_Problem to solve_
Please transcribe the data below exactly. Leave the pictures out.

_Extracted entries_

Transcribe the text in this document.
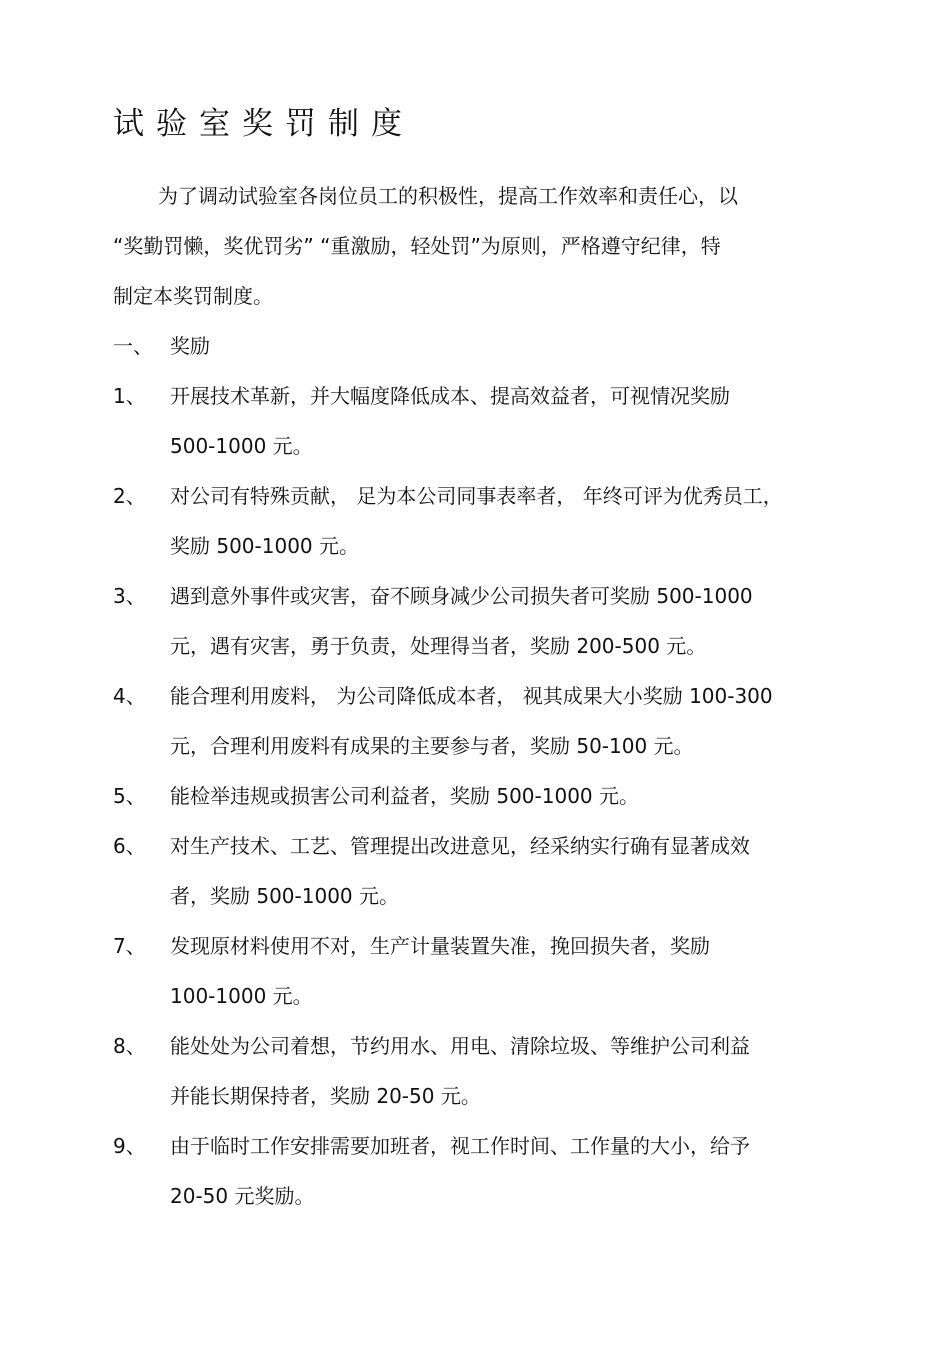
试验室奖罚制度
为了调动试验室各岗位员工的积极性，提高工作效率和责任心，以
“奖勤罚懒，奖优罚劣” “重激励，轻处罚”为原则，严格遵守纪律，特
制定本奖罚制度。
一、 奖励
1、 开展技术革新，并大幅度降低成本、提高效益者，可视情况奖励
500-1000 元。
2、 对公司有特殊贡献， 足为本公司同事表率者， 年终可评为优秀员工，
奖励 500-1000 元。
3、 遇到意外事件或灾害，奋不顾身减少公司损失者可奖励 500-1000
元，遇有灾害，勇于负责，处理得当者，奖励 200-500 元。
4、 能合理利用废料， 为公司降低成本者， 视其成果大小奖励 100-300
元，合理利用废料有成果的主要参与者，奖励 50-100 元。
5、 能检举违规或损害公司利益者，奖励 500-1000 元。
6、 对生产技术、工艺、管理提出改进意见，经采纳实行确有显著成效
者，奖励 500-1000 元。
7、 发现原材料使用不对，生产计量装置失准，挽回损失者，奖励
100-1000 元。
8、 能处处为公司着想，节约用水、用电、清除垃圾、等维护公司利益
并能长期保持者，奖励 20-50 元。
9、 由于临时工作安排需要加班者，视工作时间、工作量的大小，给予
20-50 元奖励。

_Finished answer_
Transcribe the text in this document.
试验室奖罚制度
为了调动试验室各岗位员工的积极性，提高工作效率和责任心，以
“奖勤罚懒，奖优罚劣” “重激励，轻处罚”为原则，严格遵守纪律，特
制定本奖罚制度。
一、 奖励
1、 开展技术革新，并大幅度降低成本、提高效益者，可视情况奖励
500-1000 元。
2、 对公司有特殊贡献， 足为本公司同事表率者， 年终可评为优秀员工，
奖励 500-1000 元。
3、 遇到意外事件或灾害，奋不顾身减少公司损失者可奖励 500-1000
元，遇有灾害，勇于负责，处理得当者，奖励 200-500 元。
4、 能合理利用废料， 为公司降低成本者， 视其成果大小奖励 100-300
元，合理利用废料有成果的主要参与者，奖励 50-100 元。
5、 能检举违规或损害公司利益者，奖励 500-1000 元。
6、 对生产技术、工艺、管理提出改进意见，经采纳实行确有显著成效
者，奖励 500-1000 元。
7、 发现原材料使用不对，生产计量装置失准，挽回损失者，奖励
100-1000 元。
8、 能处处为公司着想，节约用水、用电、清除垃圾、等维护公司利益
并能长期保持者，奖励 20-50 元。
9、 由于临时工作安排需要加班者，视工作时间、工作量的大小，给予
20-50 元奖励。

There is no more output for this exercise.